Extrayez toutes les lignes du matériau ci-dessous et reproduisez-les à l'identique, en laissant de côté les images.

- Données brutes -

------------------------------------------------------------------------

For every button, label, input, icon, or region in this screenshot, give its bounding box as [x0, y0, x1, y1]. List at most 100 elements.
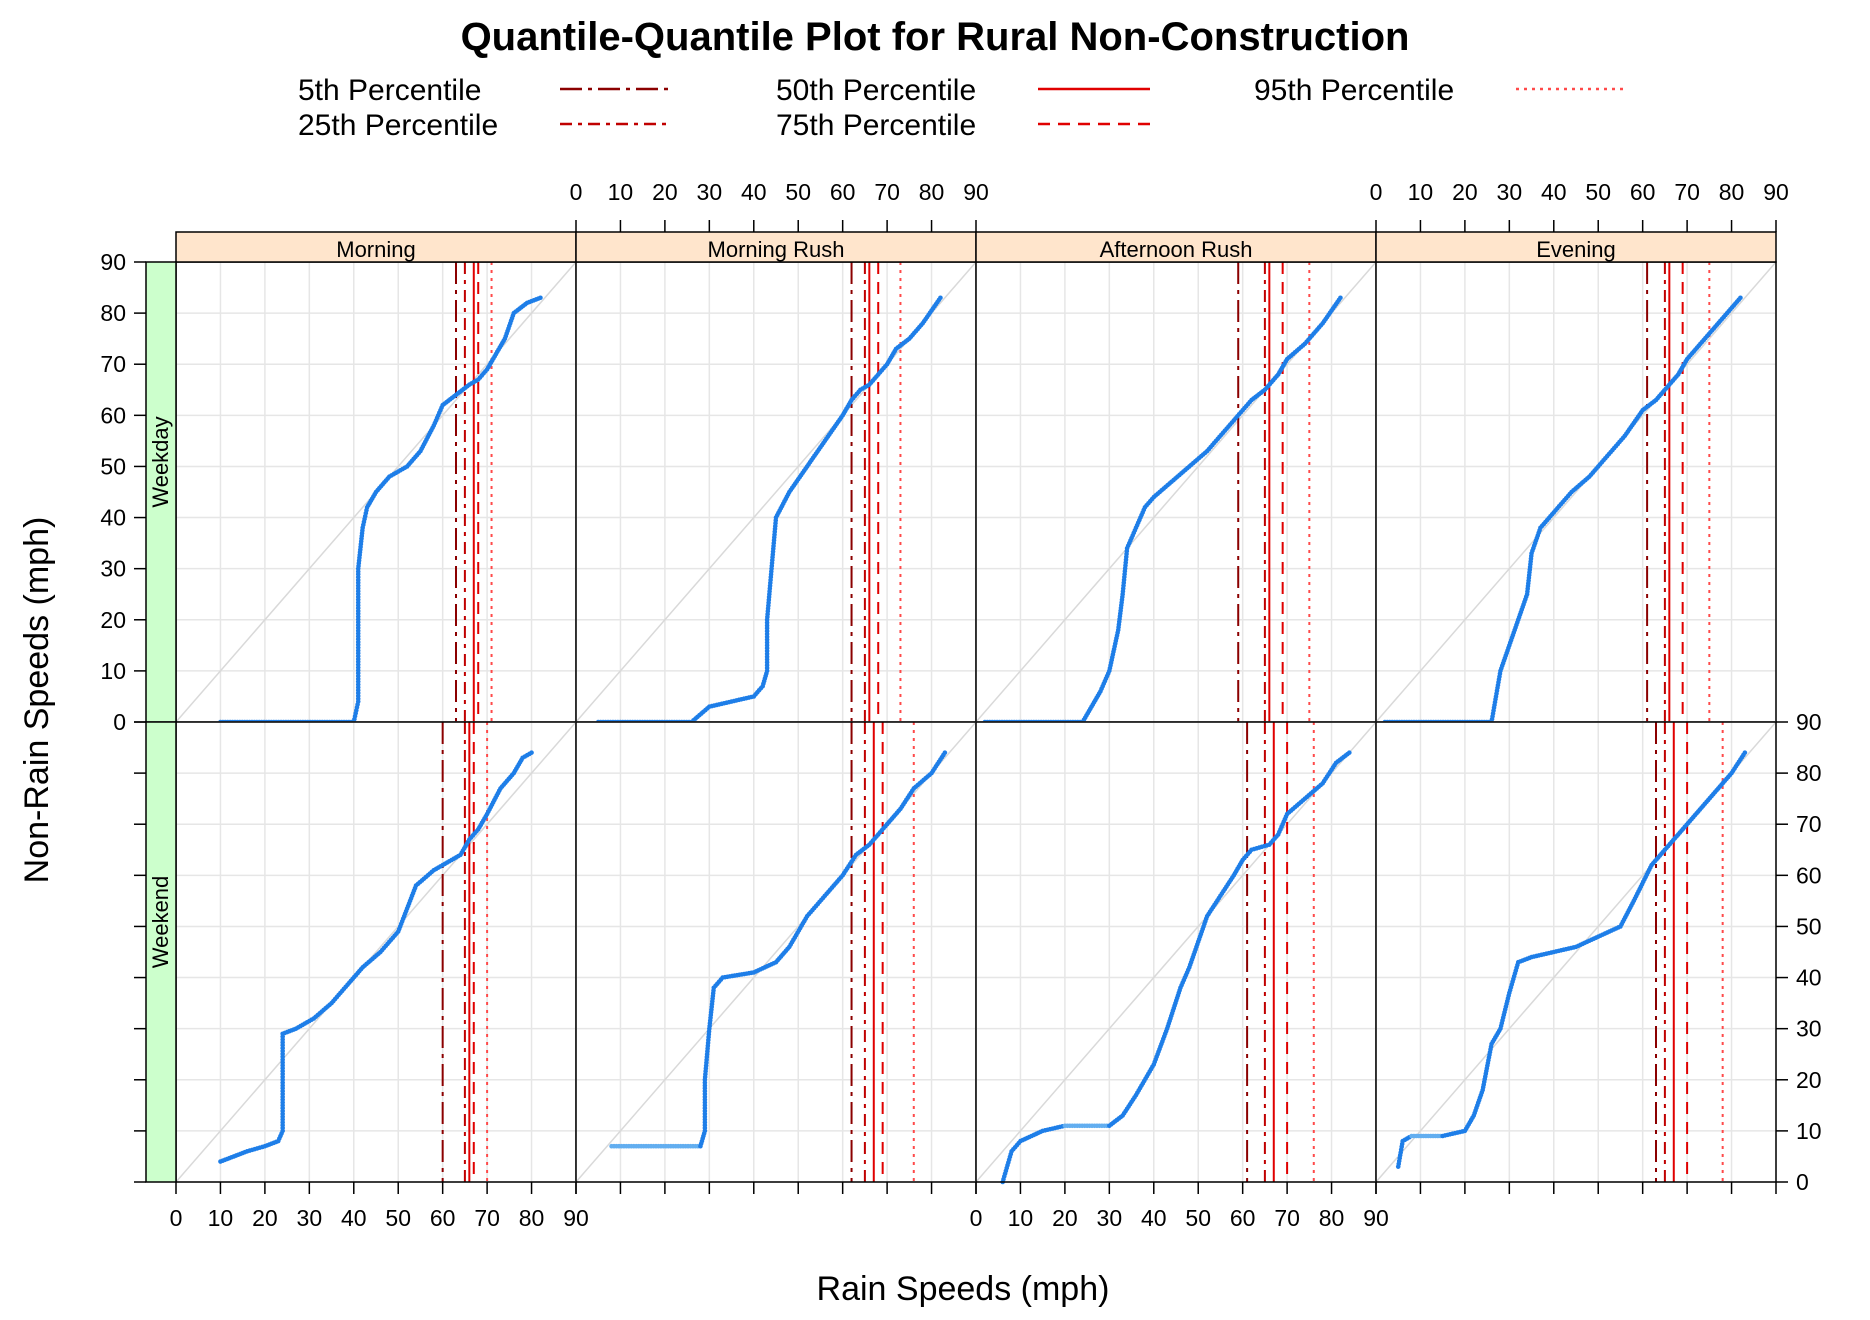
y-tick-label: 70: [100, 351, 126, 377]
panel: [575, 261, 977, 725]
column-strip: [1375, 231, 1777, 263]
x-tick-label: 10: [608, 179, 634, 205]
qq-point: [1347, 750, 1352, 755]
chart-title: Quantile-Quantile Plot for Rural Non-Con…: [461, 15, 1410, 59]
qq-point: [529, 750, 534, 755]
x-tick-label: 0: [1370, 179, 1383, 205]
x-tick-label: 0: [170, 1205, 183, 1231]
row-strip-label: Weekend: [148, 876, 173, 969]
x-tick-label: 50: [785, 179, 811, 205]
x-tick-label: 90: [1763, 179, 1789, 205]
legend-label: 75th Percentile: [776, 109, 976, 142]
row-strip: [145, 261, 177, 723]
panel: [175, 261, 577, 725]
x-tick-label: 20: [652, 179, 678, 205]
y-tick-label: 10: [100, 658, 126, 684]
identity-reference-line: [975, 721, 1377, 1183]
panel: [975, 721, 1377, 1185]
row-strip: [145, 721, 177, 1183]
x-tick-label: 30: [297, 1205, 323, 1231]
panel: [1375, 721, 1777, 1183]
qq-point: [938, 295, 943, 301]
qq-point: [1338, 295, 1343, 301]
column-strip: [175, 231, 577, 263]
x-tick-label: 70: [1674, 179, 1700, 205]
y-tick-label: 0: [1796, 1169, 1809, 1195]
qq-point: [1738, 295, 1743, 301]
legend-item: 5th Percentile: [298, 74, 668, 107]
x-tick-label: 30: [697, 179, 723, 205]
x-tick-label: 90: [963, 179, 989, 205]
x-tick-label: 90: [563, 1205, 589, 1231]
x-tick-label: 50: [385, 1205, 411, 1231]
x-tick-label: 70: [1274, 1205, 1300, 1231]
x-tick-label: 20: [1452, 179, 1478, 205]
panel-border: [1375, 721, 1777, 1183]
y-tick-label: 20: [100, 607, 126, 633]
x-tick-label: 10: [1008, 1205, 1034, 1231]
qq-point: [538, 295, 543, 301]
y-tick-label: 20: [1796, 1067, 1822, 1093]
legend-label: 50th Percentile: [776, 74, 976, 107]
y-tick-label: 50: [100, 453, 126, 479]
panel: [575, 721, 977, 1183]
x-tick-label: 80: [1719, 179, 1745, 205]
panel: [1375, 261, 1777, 725]
panel: [975, 261, 1377, 725]
column-strip-label: Morning: [336, 237, 415, 262]
x-tick-label: 20: [252, 1205, 278, 1231]
y-tick-label: 30: [100, 556, 126, 582]
x-tick-label: 30: [1097, 1205, 1123, 1231]
x-tick-label: 60: [1230, 1205, 1256, 1231]
column-strip: [975, 231, 1377, 263]
x-tick-label: 60: [830, 179, 856, 205]
y-tick-label: 30: [1796, 1016, 1822, 1042]
x-tick-label: 10: [208, 1205, 234, 1231]
x-tick-label: 40: [1541, 179, 1567, 205]
column-strip-label: Afternoon Rush: [1100, 237, 1253, 262]
column-strip-label: Morning Rush: [708, 237, 845, 262]
legend-label: 95th Percentile: [1254, 74, 1454, 107]
legend-item: 25th Percentile: [298, 109, 668, 142]
x-tick-label: 80: [919, 179, 945, 205]
qq-point: [1742, 750, 1748, 755]
y-axis-label: Non-Rain Speeds (mph): [18, 517, 56, 884]
y-tick-label: 50: [1796, 913, 1822, 939]
x-tick-label: 60: [430, 1205, 456, 1231]
y-tick-label: 90: [100, 249, 126, 275]
legend-item: 95th Percentile: [1254, 74, 1624, 107]
column-strip-label: Evening: [1536, 237, 1616, 262]
x-tick-label: 10: [1408, 179, 1434, 205]
legend-label: 25th Percentile: [298, 109, 498, 142]
x-tick-label: 70: [474, 1205, 500, 1231]
y-tick-label: 70: [1796, 811, 1822, 837]
legend-label: 5th Percentile: [298, 74, 481, 107]
y-tick-label: 90: [1796, 709, 1822, 735]
x-axis-label: Rain Speeds (mph): [817, 1270, 1110, 1308]
y-tick-label: 0: [113, 709, 126, 735]
row-strip-label: Weekday: [148, 416, 173, 507]
identity-reference-line: [175, 721, 577, 1183]
y-tick-label: 40: [1796, 965, 1822, 991]
y-tick-label: 60: [100, 402, 126, 428]
y-tick-label: 10: [1796, 1118, 1822, 1144]
y-tick-label: 40: [100, 505, 126, 531]
legend-item: 50th Percentile: [776, 74, 1150, 107]
axes: 0 10 20 30 40 50 60 70 80 90 0 10 20 30 40 50 60 70 80 900 1…: [100, 179, 1821, 1231]
x-tick-label: 0: [970, 1205, 983, 1231]
x-tick-label: 70: [874, 179, 900, 205]
y-tick-label: 80: [1796, 760, 1822, 786]
panel-grid: [175, 261, 1777, 1185]
strips: Morning Morning Rush Afternoon Rush Evening…: [145, 231, 1777, 1183]
x-tick-label: 80: [519, 1205, 545, 1231]
panel: [175, 721, 577, 1183]
x-tick-label: 20: [1052, 1205, 1078, 1231]
x-tick-label: 30: [1497, 179, 1523, 205]
x-tick-label: 40: [1141, 1205, 1167, 1231]
x-tick-label: 60: [1630, 179, 1656, 205]
x-tick-label: 40: [341, 1205, 367, 1231]
legend-item: 75th Percentile: [776, 109, 1150, 142]
identity-reference-line: [1375, 261, 1777, 723]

------------------------------------------------------------------------

- Corrigé -
For every button, label, input, icon, or region in this screenshot, give its bounding box as [x0, y0, x1, y1]. List at most 100 elements.
y-tick-label: 70: [100, 351, 126, 377]
panel: [575, 261, 977, 725]
column-strip: [1375, 231, 1777, 263]
x-tick-label: 10: [608, 179, 634, 205]
qq-point: [1347, 750, 1352, 755]
chart-title: Quantile-Quantile Plot for Rural Non-Con…: [461, 15, 1410, 59]
qq-point: [529, 750, 534, 755]
x-tick-label: 0: [1370, 179, 1383, 205]
x-tick-label: 0: [170, 1205, 183, 1231]
row-strip-label: Weekend: [148, 876, 173, 969]
x-tick-label: 50: [785, 179, 811, 205]
x-tick-label: 90: [1763, 179, 1789, 205]
legend-label: 75th Percentile: [776, 109, 976, 142]
row-strip: [145, 261, 177, 723]
panel: [175, 261, 577, 725]
x-tick-label: 20: [652, 179, 678, 205]
y-tick-label: 10: [100, 658, 126, 684]
identity-reference-line: [975, 721, 1377, 1183]
panel: [975, 721, 1377, 1185]
row-strip: [145, 721, 177, 1183]
x-tick-label: 30: [297, 1205, 323, 1231]
panel: [1375, 721, 1777, 1183]
qq-point: [938, 295, 943, 301]
qq-point: [1338, 295, 1343, 301]
column-strip: [175, 231, 577, 263]
x-tick-label: 70: [1674, 179, 1700, 205]
y-tick-label: 0: [1796, 1169, 1809, 1195]
qq-point: [1738, 295, 1743, 301]
legend-item: 5th Percentile: [298, 74, 668, 107]
x-tick-label: 30: [697, 179, 723, 205]
x-tick-label: 90: [963, 179, 989, 205]
x-tick-label: 90: [563, 1205, 589, 1231]
x-tick-label: 50: [385, 1205, 411, 1231]
x-tick-label: 70: [1274, 1205, 1300, 1231]
x-tick-label: 20: [1452, 179, 1478, 205]
panel-border: [1375, 721, 1777, 1183]
y-tick-label: 20: [100, 607, 126, 633]
x-tick-label: 10: [1008, 1205, 1034, 1231]
qq-point: [538, 295, 543, 301]
y-tick-label: 20: [1796, 1067, 1822, 1093]
legend-label: 50th Percentile: [776, 74, 976, 107]
y-tick-label: 50: [100, 453, 126, 479]
panel: [575, 721, 977, 1183]
x-tick-label: 80: [1719, 179, 1745, 205]
panel: [1375, 261, 1777, 725]
panel: [975, 261, 1377, 725]
column-strip-label: Morning: [336, 237, 415, 262]
x-tick-label: 20: [252, 1205, 278, 1231]
y-tick-label: 30: [100, 556, 126, 582]
x-tick-label: 30: [1097, 1205, 1123, 1231]
x-tick-label: 60: [1230, 1205, 1256, 1231]
column-strip: [975, 231, 1377, 263]
x-tick-label: 60: [830, 179, 856, 205]
y-tick-label: 30: [1796, 1016, 1822, 1042]
x-tick-label: 10: [208, 1205, 234, 1231]
x-tick-label: 40: [1541, 179, 1567, 205]
column-strip-label: Afternoon Rush: [1100, 237, 1253, 262]
column-strip-label: Morning Rush: [708, 237, 845, 262]
legend-label: 95th Percentile: [1254, 74, 1454, 107]
legend-item: 25th Percentile: [298, 109, 668, 142]
x-tick-label: 80: [919, 179, 945, 205]
qq-point: [1742, 750, 1748, 755]
y-axis-label: Non-Rain Speeds (mph): [18, 517, 56, 884]
y-tick-label: 50: [1796, 913, 1822, 939]
x-tick-label: 60: [430, 1205, 456, 1231]
y-tick-label: 90: [100, 249, 126, 275]
legend-item: 95th Percentile: [1254, 74, 1624, 107]
column-strip-label: Evening: [1536, 237, 1616, 262]
x-tick-label: 10: [1408, 179, 1434, 205]
legend-label: 25th Percentile: [298, 109, 498, 142]
x-tick-label: 70: [474, 1205, 500, 1231]
y-tick-label: 70: [1796, 811, 1822, 837]
legend-label: 5th Percentile: [298, 74, 481, 107]
y-tick-label: 90: [1796, 709, 1822, 735]
x-axis-label: Rain Speeds (mph): [817, 1270, 1110, 1308]
y-tick-label: 0: [113, 709, 126, 735]
row-strip-label: Weekday: [148, 416, 173, 507]
identity-reference-line: [175, 721, 577, 1183]
y-tick-label: 40: [1796, 965, 1822, 991]
y-tick-label: 60: [100, 402, 126, 428]
y-tick-label: 10: [1796, 1118, 1822, 1144]
y-tick-label: 40: [100, 505, 126, 531]
legend-item: 50th Percentile: [776, 74, 1150, 107]
axes: 0 10 20 30 40 50 60 70 80 90 0 10 20 30 40 50 60 70 80 900 1…: [100, 179, 1821, 1231]
x-tick-label: 0: [970, 1205, 983, 1231]
x-tick-label: 70: [874, 179, 900, 205]
y-tick-label: 80: [1796, 760, 1822, 786]
panel-grid: [175, 261, 1777, 1185]
strips: Morning Morning Rush Afternoon Rush Evening…: [145, 231, 1777, 1183]
x-tick-label: 80: [519, 1205, 545, 1231]
panel: [175, 721, 577, 1183]
x-tick-label: 20: [1052, 1205, 1078, 1231]
x-tick-label: 30: [1497, 179, 1523, 205]
x-tick-label: 40: [1141, 1205, 1167, 1231]
x-tick-label: 60: [1630, 179, 1656, 205]
x-tick-label: 40: [341, 1205, 367, 1231]
legend-item: 75th Percentile: [776, 109, 1150, 142]
identity-reference-line: [1375, 261, 1777, 723]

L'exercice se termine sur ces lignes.